• _Written request_
Copy out each line exactly; pictures stay out of the copy.

• _Items_
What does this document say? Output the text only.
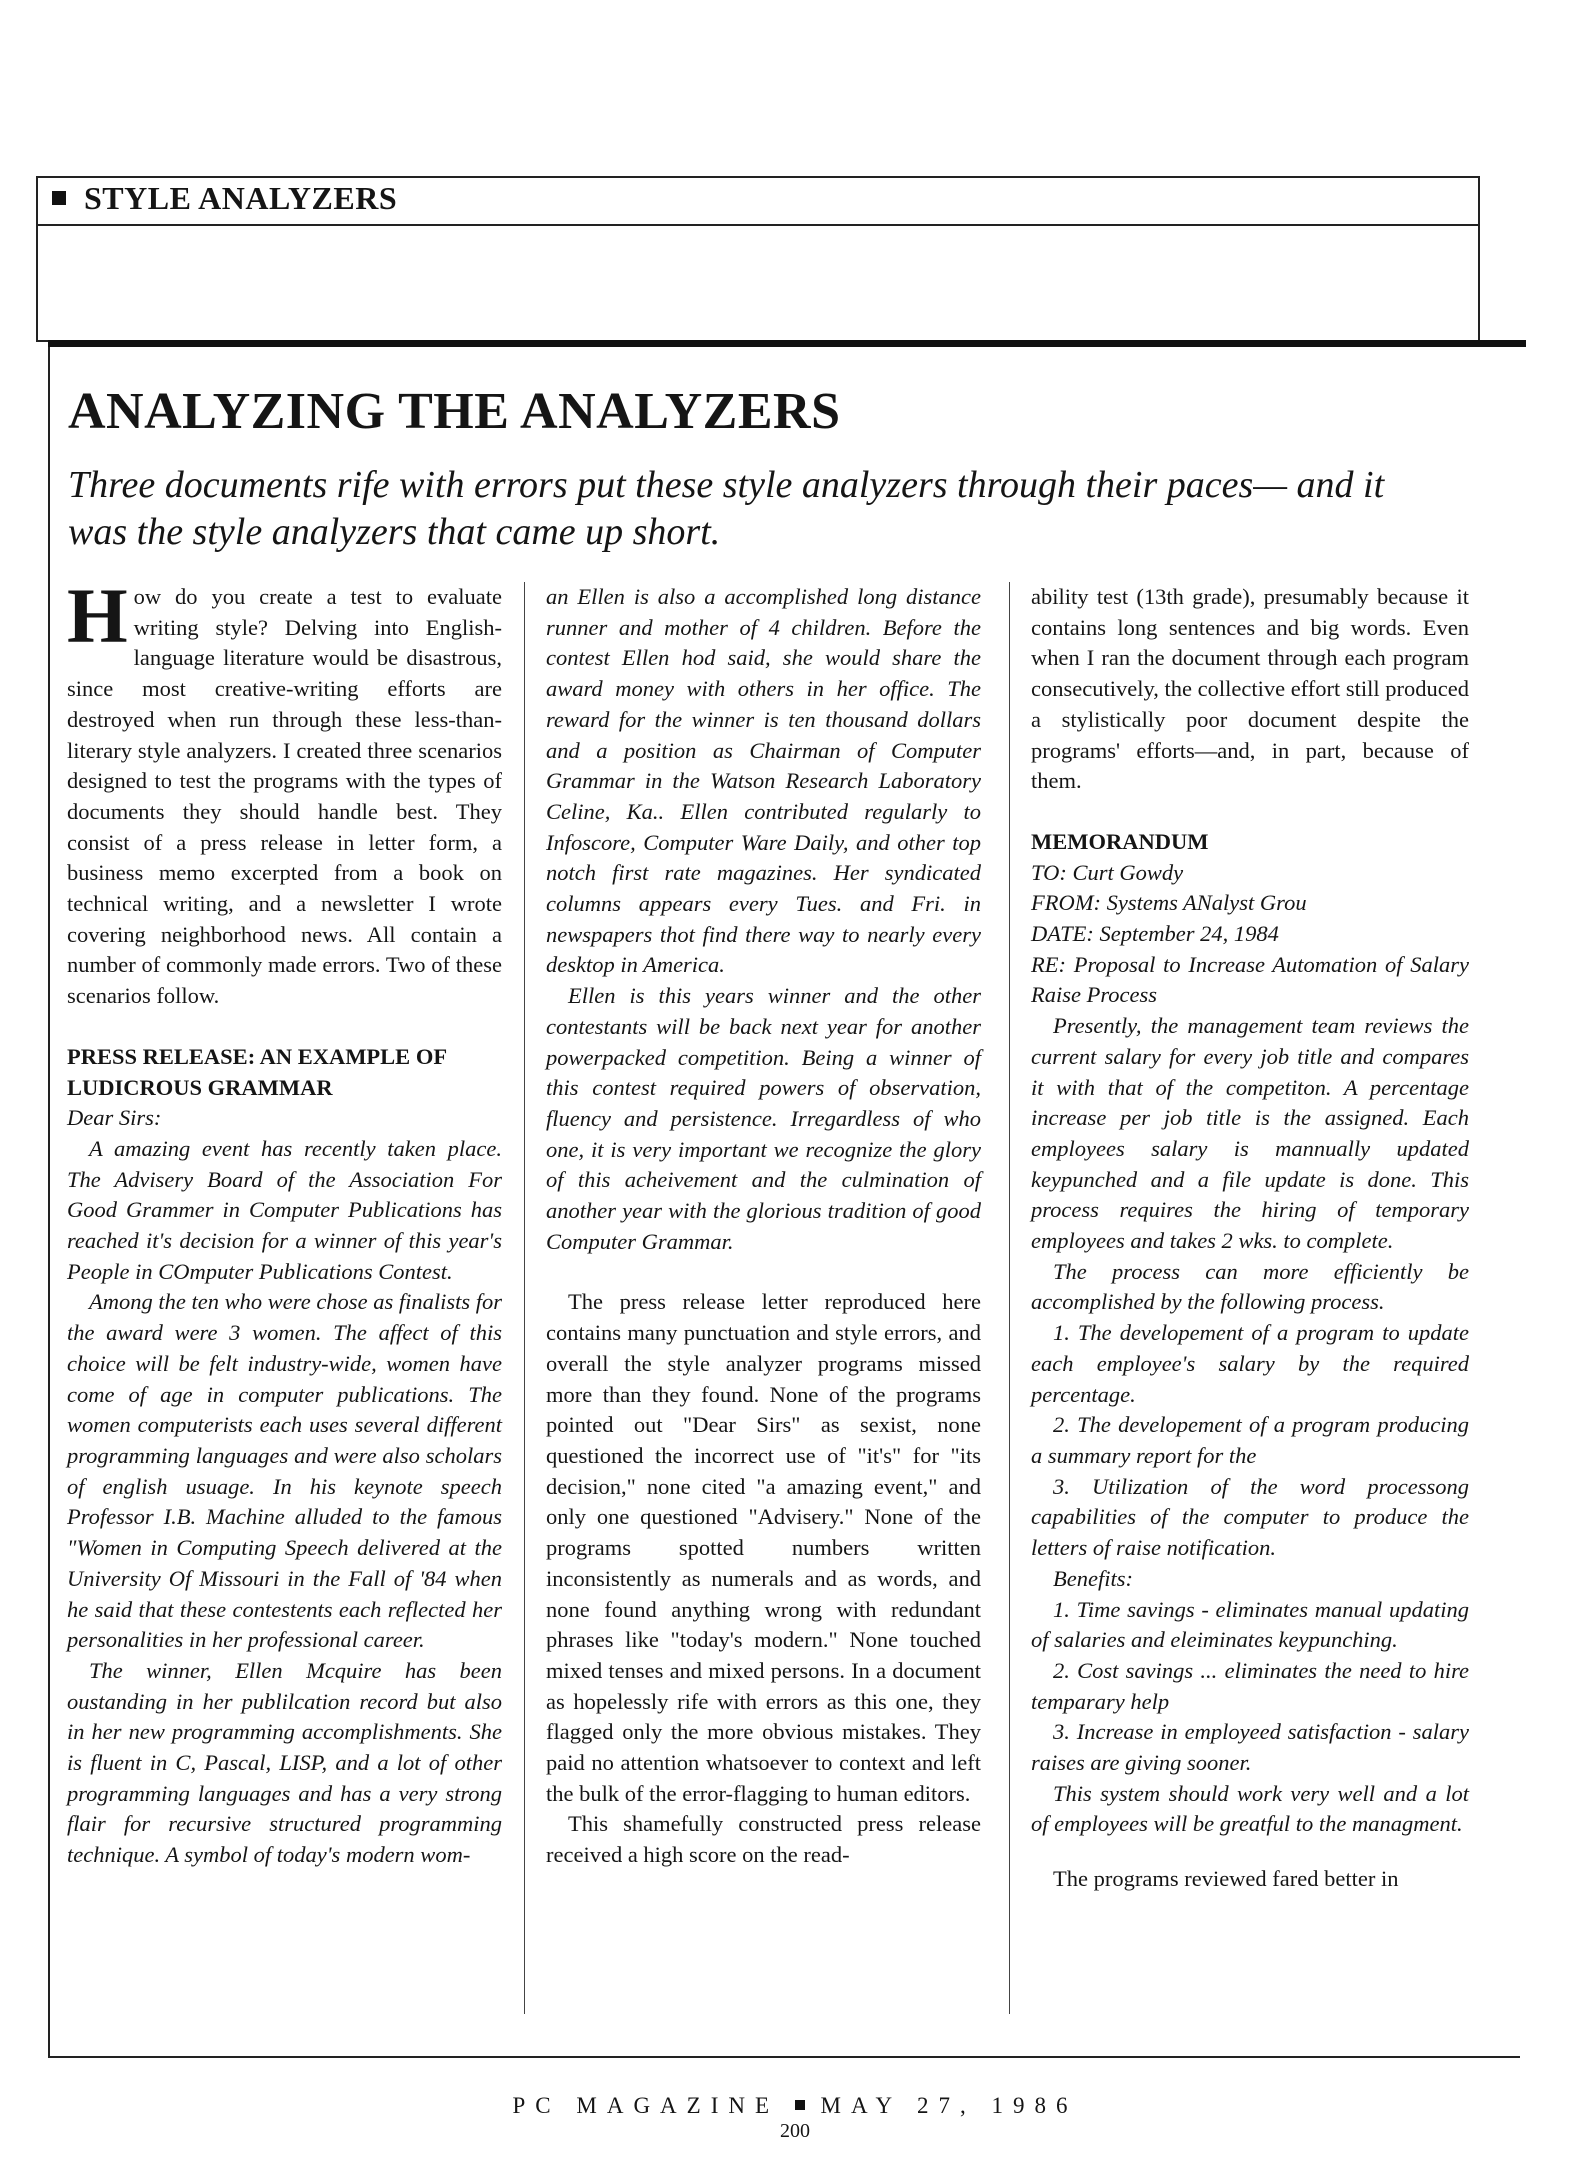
STYLE ANALYZERS
ANALYZING THE ANALYZERS
Three documents rife with errors put these style analyzers through their paces— and it was the style analyzers that came up short.

How do you create a test to evaluate writing style? Delving into English-language literature would be disastrous, since most creative-writing efforts are destroyed when run through these less-than-literary style analyzers. I created three scenarios designed to test the programs with the types of documents they should handle best. They consist of a press release in letter form, a business memo excerpted from a book on technical writing, and a newsletter I wrote covering neighborhood news. All contain a number of commonly made errors. Two of these scenarios follow.

PRESS RELEASE: AN EXAMPLE OF LUDICROUS GRAMMAR

Dear Sirs:

A amazing event has recently taken place. The Advisery Board of the Association For Good Grammer in Computer Publications has reached it's decision for a winner of this year's People in COmputer Publications Contest.

Among the ten who were chose as finalists for the award were 3 women. The affect of this choice will be felt industry-wide, women have come of age in computer publications. The women computerists each uses several different programming languages and were also scholars of english usuage. In his keynote speech Professor I.B. Machine alluded to the famous "Women in Computing Speech delivered at the University Of Missouri in the Fall of '84 when he said that these contestents each reflected her personalities in her professional career.

The winner, Ellen Mcquire has been oustanding in her publilcation record but also in her new programming accomplishments. She is fluent in C, Pascal, LISP, and a lot of other programming languages and has a very strong flair for recursive structured programming technique. A symbol of today's modern wom-

an Ellen is also a accomplished long distance runner and mother of 4 children. Before the contest Ellen hod said, she would share the award money with others in her office. The reward for the winner is ten thousand dollars and a position as Chairman of Computer Grammar in the Watson Research Laboratory Celine, Ka.. Ellen contributed regularly to Infoscore, Computer Ware Daily, and other top notch first rate magazines. Her syndicated columns appears every Tues. and Fri. in newspapers thot find there way to nearly every desktop in America.

Ellen is this years winner and the other contestants will be back next year for another powerpacked competition. Being a winner of this contest required powers of observation, fluency and persistence. Irregardless of who one, it is very important we recognize the glory of this acheivement and the culmination of another year with the glorious tradition of good Computer Grammar.

The press release letter reproduced here contains many punctuation and style errors, and overall the style analyzer programs missed more than they found. None of the programs pointed out "Dear Sirs" as sexist, none questioned the incorrect use of "it's" for "its decision," none cited "a amazing event," and only one questioned "Advisery." None of the programs spotted numbers written inconsistently as numerals and as words, and none found anything wrong with redundant phrases like "today's modern." None touched mixed tenses and mixed persons. In a document as hopelessly rife with errors as this one, they flagged only the more obvious mistakes. They paid no attention whatsoever to context and left the bulk of the error-flagging to human editors.

This shamefully constructed press release received a high score on the read-

ability test (13th grade), presumably because it contains long sentences and big words. Even when I ran the document through each program consecutively, the collective effort still produced a stylistically poor document despite the programs' efforts—and, in part, because of them.

MEMORANDUM

TO: Curt Gowdy

FROM: Systems ANalyst Grou

DATE: September 24, 1984

RE: Proposal to Increase Automation of Salary Raise Process

Presently, the management team reviews the current salary for every job title and compares it with that of the competiton. A percentage increase per job title is the assigned. Each employees salary is mannually updated keypunched and a file update is done. This process requires the hiring of temporary employees and takes 2 wks. to complete.

The process can more efficiently be accomplished by the following process.

1. The developement of a program to update each employee's salary by the required percentage.

2. The developement of a program producing a summary report for the

3. Utilization of the word processong capabilities of the computer to produce the letters of raise notification.

Benefits:

1. Time savings - eliminates manual updating of salaries and eleiminates keypunching.

2. Cost savings ... eliminates the need to hire temparary help

3. Increase in employeed satisfaction - salary raises are giving sooner.

This system should work very well and a lot of employees will be greatful to the managment.

The programs reviewed fared better in

PC MAGAZINE MAY 27, 1986
200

• _Result of the task_
What does this document say? Output the text only.
STYLE ANALYZERS
ANALYZING THE ANALYZERS
Three documents rife with errors put these style analyzers through their paces— and it was the style analyzers that came up short.

How do you create a test to evaluate writing style? Delving into English-language literature would be disastrous, since most creative-writing efforts are destroyed when run through these less-than-literary style analyzers. I created three scenarios designed to test the programs with the types of documents they should handle best. They consist of a press release in letter form, a business memo excerpted from a book on technical writing, and a newsletter I wrote covering neighborhood news. All contain a number of commonly made errors. Two of these scenarios follow.

PRESS RELEASE: AN EXAMPLE OF LUDICROUS GRAMMAR

Dear Sirs:

A amazing event has recently taken place. The Advisery Board of the Association For Good Grammer in Computer Publications has reached it's decision for a winner of this year's People in COmputer Publications Contest.

Among the ten who were chose as finalists for the award were 3 women. The affect of this choice will be felt industry-wide, women have come of age in computer publications. The women computerists each uses several different programming languages and were also scholars of english usuage. In his keynote speech Professor I.B. Machine alluded to the famous "Women in Computing Speech delivered at the University Of Missouri in the Fall of '84 when he said that these contestents each reflected her personalities in her professional career.

The winner, Ellen Mcquire has been oustanding in her publilcation record but also in her new programming accomplishments. She is fluent in C, Pascal, LISP, and a lot of other programming languages and has a very strong flair for recursive structured programming technique. A symbol of today's modern wom-

an Ellen is also a accomplished long distance runner and mother of 4 children. Before the contest Ellen hod said, she would share the award money with others in her office. The reward for the winner is ten thousand dollars and a position as Chairman of Computer Grammar in the Watson Research Laboratory Celine, Ka.. Ellen contributed regularly to Infoscore, Computer Ware Daily, and other top notch first rate magazines. Her syndicated columns appears every Tues. and Fri. in newspapers thot find there way to nearly every desktop in America.

Ellen is this years winner and the other contestants will be back next year for another powerpacked competition. Being a winner of this contest required powers of observation, fluency and persistence. Irregardless of who one, it is very important we recognize the glory of this acheivement and the culmination of another year with the glorious tradition of good Computer Grammar.

The press release letter reproduced here contains many punctuation and style errors, and overall the style analyzer programs missed more than they found. None of the programs pointed out "Dear Sirs" as sexist, none questioned the incorrect use of "it's" for "its decision," none cited "a amazing event," and only one questioned "Advisery." None of the programs spotted numbers written inconsistently as numerals and as words, and none found anything wrong with redundant phrases like "today's modern." None touched mixed tenses and mixed persons. In a document as hopelessly rife with errors as this one, they flagged only the more obvious mistakes. They paid no attention whatsoever to context and left the bulk of the error-flagging to human editors.

This shamefully constructed press release received a high score on the read-

ability test (13th grade), presumably because it contains long sentences and big words. Even when I ran the document through each program consecutively, the collective effort still produced a stylistically poor document despite the programs' efforts—and, in part, because of them.

MEMORANDUM

TO: Curt Gowdy

FROM: Systems ANalyst Grou

DATE: September 24, 1984

RE: Proposal to Increase Automation of Salary Raise Process

Presently, the management team reviews the current salary for every job title and compares it with that of the competiton. A percentage increase per job title is the assigned. Each employees salary is mannually updated keypunched and a file update is done. This process requires the hiring of temporary employees and takes 2 wks. to complete.

The process can more efficiently be accomplished by the following process.

1. The developement of a program to update each employee's salary by the required percentage.

2. The developement of a program producing a summary report for the

3. Utilization of the word processong capabilities of the computer to produce the letters of raise notification.

Benefits:

1. Time savings - eliminates manual updating of salaries and eleiminates keypunching.

2. Cost savings ... eliminates the need to hire temparary help

3. Increase in employeed satisfaction - salary raises are giving sooner.

This system should work very well and a lot of employees will be greatful to the managment.

The programs reviewed fared better in

PC MAGAZINE MAY 27, 1986
200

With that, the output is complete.